:: INSTRUCTION ::
Output nothing but the number of lines that include the word "name".

☆ ☆ ☆ ☆ ☆

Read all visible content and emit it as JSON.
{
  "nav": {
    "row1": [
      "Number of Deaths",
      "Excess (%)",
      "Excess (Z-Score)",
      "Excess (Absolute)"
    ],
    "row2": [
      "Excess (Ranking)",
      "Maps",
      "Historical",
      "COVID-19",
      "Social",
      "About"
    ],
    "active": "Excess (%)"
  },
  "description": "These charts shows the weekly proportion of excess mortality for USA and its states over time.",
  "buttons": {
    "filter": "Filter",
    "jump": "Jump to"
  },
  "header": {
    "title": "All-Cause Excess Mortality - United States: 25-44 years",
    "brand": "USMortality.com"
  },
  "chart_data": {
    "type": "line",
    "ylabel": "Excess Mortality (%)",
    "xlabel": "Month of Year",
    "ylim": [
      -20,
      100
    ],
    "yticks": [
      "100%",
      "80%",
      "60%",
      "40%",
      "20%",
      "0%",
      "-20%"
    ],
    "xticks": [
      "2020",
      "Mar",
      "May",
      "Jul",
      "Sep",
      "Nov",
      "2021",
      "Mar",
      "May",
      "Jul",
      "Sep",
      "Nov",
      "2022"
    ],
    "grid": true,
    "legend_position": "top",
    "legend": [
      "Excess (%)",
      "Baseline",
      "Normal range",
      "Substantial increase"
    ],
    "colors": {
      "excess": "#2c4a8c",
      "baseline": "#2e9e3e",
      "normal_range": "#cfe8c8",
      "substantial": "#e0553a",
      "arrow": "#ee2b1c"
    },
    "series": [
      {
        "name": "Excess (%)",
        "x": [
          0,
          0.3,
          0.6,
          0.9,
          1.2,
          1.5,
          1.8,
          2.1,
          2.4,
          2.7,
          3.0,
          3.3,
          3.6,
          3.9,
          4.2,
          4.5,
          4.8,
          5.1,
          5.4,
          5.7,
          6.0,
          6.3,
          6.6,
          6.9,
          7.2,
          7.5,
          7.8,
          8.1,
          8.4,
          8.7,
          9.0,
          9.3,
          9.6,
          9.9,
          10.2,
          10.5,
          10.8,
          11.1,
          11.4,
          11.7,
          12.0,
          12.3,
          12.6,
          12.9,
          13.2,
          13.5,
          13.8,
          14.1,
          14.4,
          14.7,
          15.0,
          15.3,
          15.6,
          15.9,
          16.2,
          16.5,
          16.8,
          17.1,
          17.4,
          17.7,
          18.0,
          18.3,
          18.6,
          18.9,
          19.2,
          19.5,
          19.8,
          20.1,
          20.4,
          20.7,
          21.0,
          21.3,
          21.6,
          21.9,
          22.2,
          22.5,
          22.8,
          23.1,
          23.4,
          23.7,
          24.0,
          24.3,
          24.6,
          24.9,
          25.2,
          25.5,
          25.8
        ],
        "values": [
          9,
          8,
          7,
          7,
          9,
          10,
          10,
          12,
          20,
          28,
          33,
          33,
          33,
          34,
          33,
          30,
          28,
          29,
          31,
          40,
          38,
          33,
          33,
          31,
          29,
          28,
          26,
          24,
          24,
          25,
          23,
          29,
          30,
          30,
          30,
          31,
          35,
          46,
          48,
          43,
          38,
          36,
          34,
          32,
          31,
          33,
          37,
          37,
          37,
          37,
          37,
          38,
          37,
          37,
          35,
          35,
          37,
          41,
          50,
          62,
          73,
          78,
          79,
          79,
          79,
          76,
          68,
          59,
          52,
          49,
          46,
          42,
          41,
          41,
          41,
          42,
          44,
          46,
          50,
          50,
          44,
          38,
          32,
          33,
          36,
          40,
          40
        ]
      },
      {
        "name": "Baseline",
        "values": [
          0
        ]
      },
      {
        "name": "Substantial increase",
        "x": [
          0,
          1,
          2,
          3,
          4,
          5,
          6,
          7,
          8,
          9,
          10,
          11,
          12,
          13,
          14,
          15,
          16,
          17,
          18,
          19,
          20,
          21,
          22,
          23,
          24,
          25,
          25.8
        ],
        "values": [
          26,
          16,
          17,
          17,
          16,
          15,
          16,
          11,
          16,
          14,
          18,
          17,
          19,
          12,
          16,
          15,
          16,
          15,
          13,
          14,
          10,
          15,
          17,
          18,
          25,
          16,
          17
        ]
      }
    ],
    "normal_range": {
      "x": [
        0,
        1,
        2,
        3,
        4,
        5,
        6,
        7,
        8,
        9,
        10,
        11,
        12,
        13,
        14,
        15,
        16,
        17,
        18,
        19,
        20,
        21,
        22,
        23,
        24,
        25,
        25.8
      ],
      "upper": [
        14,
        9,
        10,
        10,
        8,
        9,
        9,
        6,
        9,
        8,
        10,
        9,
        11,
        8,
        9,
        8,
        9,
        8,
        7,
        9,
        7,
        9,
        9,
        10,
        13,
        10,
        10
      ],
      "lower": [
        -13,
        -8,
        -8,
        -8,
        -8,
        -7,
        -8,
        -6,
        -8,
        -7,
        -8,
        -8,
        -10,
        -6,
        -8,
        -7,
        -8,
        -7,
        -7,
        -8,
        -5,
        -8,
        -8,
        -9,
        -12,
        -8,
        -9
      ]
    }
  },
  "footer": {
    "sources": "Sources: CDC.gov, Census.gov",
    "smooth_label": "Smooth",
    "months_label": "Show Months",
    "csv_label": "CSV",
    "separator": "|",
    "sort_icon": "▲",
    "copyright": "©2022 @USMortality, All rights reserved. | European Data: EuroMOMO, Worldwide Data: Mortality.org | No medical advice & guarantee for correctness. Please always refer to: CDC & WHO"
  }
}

☆ ☆ ☆ ☆ ☆

:: THE COMPLETED TASK ::
3